>> BEGIN

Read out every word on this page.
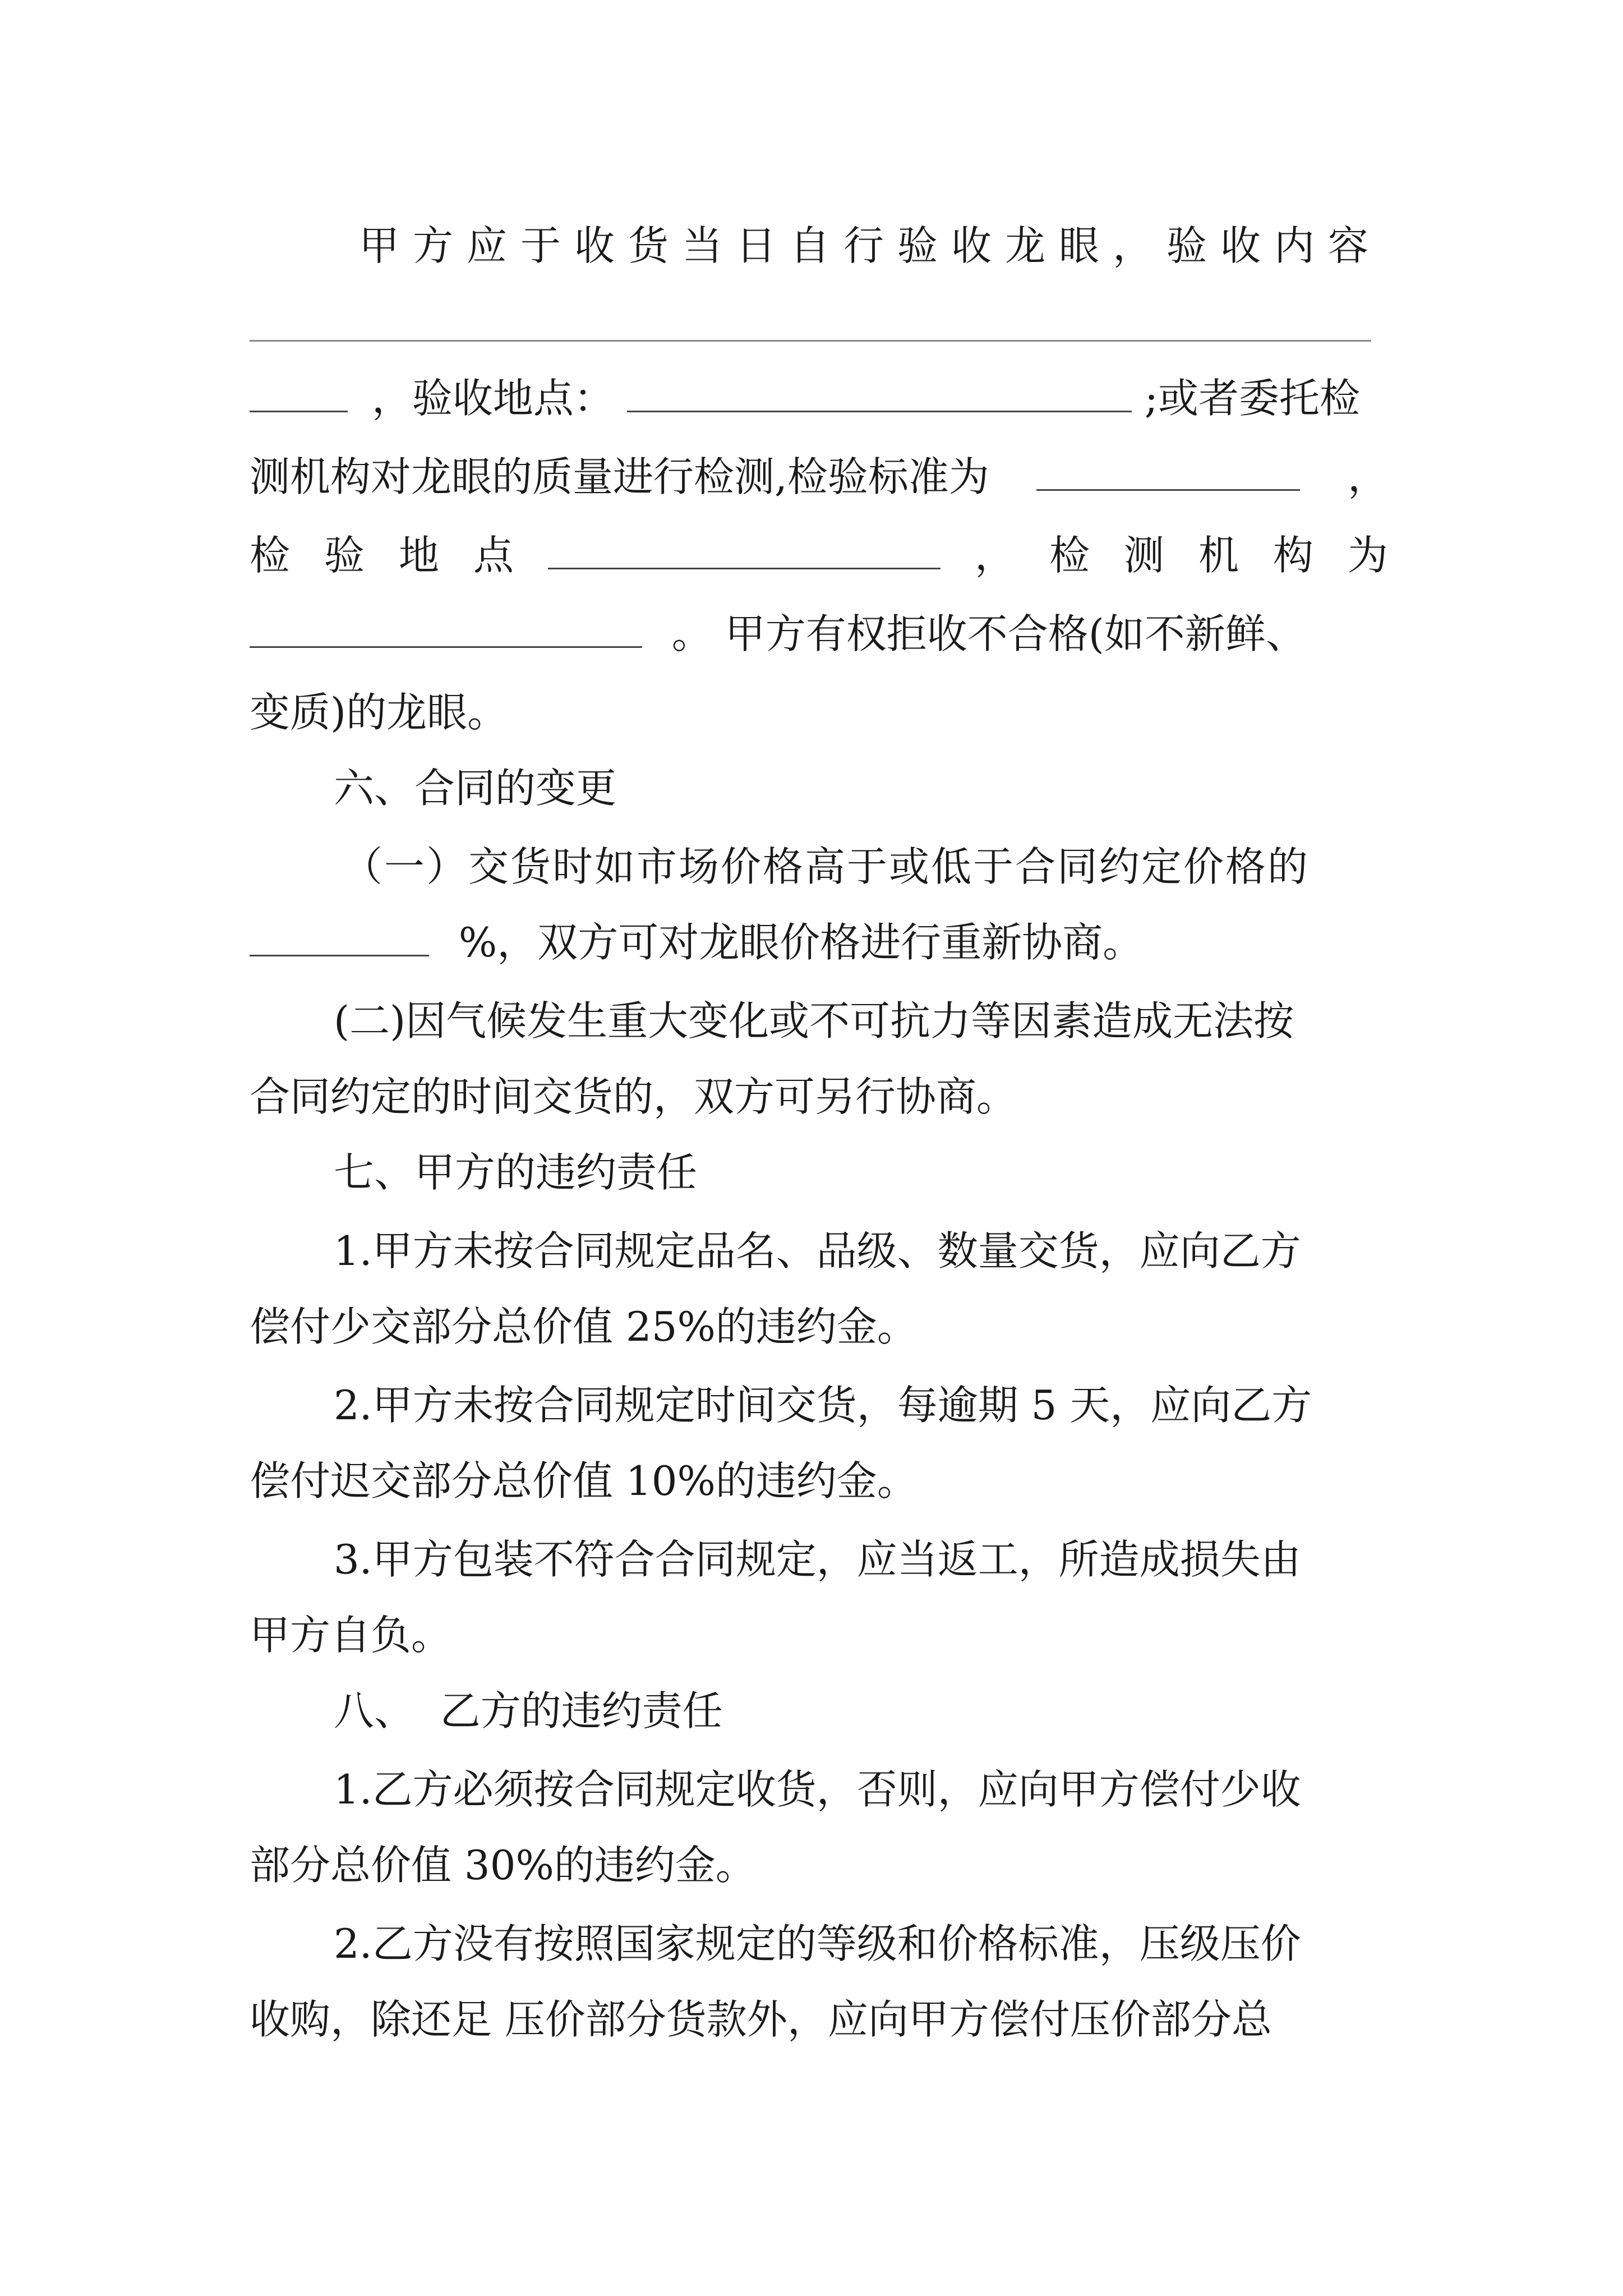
甲方应于收货当日自行验收龙眼，验收内容
，验收地点：	;或者委托检
测机构对龙眼的质量进行检测,检验标准为	，
检 验 地 点	， 检 测 机 构 为
。 甲方有权拒收不合格(如不新鲜、
变质)的龙眼。
六、合同的变更
（一）交货时如市场价格高于或低于合同约定价格的
%，双方可对龙眼价格进行重新协商。
(二)因气候发生重大变化或不可抗力等因素造成无法按
合同约定的时间交货的，双方可另行协商。
七、甲方的违约责任
1.甲方未按合同规定品名、品级、数量交货，应向乙方
偿付少交部分总价值 25%的违约金。
2.甲方未按合同规定时间交货，每逾期 5 天，应向乙方
偿付迟交部分总价值 10%的违约金。
3.甲方包装不符合合同规定，应当返工，所造成损失由
甲方自负。
八、  乙方的违约责任
1.乙方必须按合同规定收货，否则，应向甲方偿付少收
部分总价值 30%的违约金。
2.乙方没有按照国家规定的等级和价格标准，压级压价
收购，除还足 压价部分货款外，应向甲方偿付压价部分总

>> END

▶ **Task prompt**: Leave out the pictures and transcribe the entries above exactly.

▶ **In response**:
Read out every word on this page.
甲方应于收货当日自行验收龙眼，验收内容
，验收地点：	;或者委托检
测机构对龙眼的质量进行检测,检验标准为	，
检 验 地 点	， 检 测 机 构 为
。 甲方有权拒收不合格(如不新鲜、
变质)的龙眼。
六、合同的变更
（一）交货时如市场价格高于或低于合同约定价格的
%，双方可对龙眼价格进行重新协商。
(二)因气候发生重大变化或不可抗力等因素造成无法按
合同约定的时间交货的，双方可另行协商。
七、甲方的违约责任
1.甲方未按合同规定品名、品级、数量交货，应向乙方
偿付少交部分总价值 25%的违约金。
2.甲方未按合同规定时间交货，每逾期 5 天，应向乙方
偿付迟交部分总价值 10%的违约金。
3.甲方包装不符合合同规定，应当返工，所造成损失由
甲方自负。
八、  乙方的违约责任
1.乙方必须按合同规定收货，否则，应向甲方偿付少收
部分总价值 30%的违约金。
2.乙方没有按照国家规定的等级和价格标准，压级压价
收购，除还足 压价部分货款外，应向甲方偿付压价部分总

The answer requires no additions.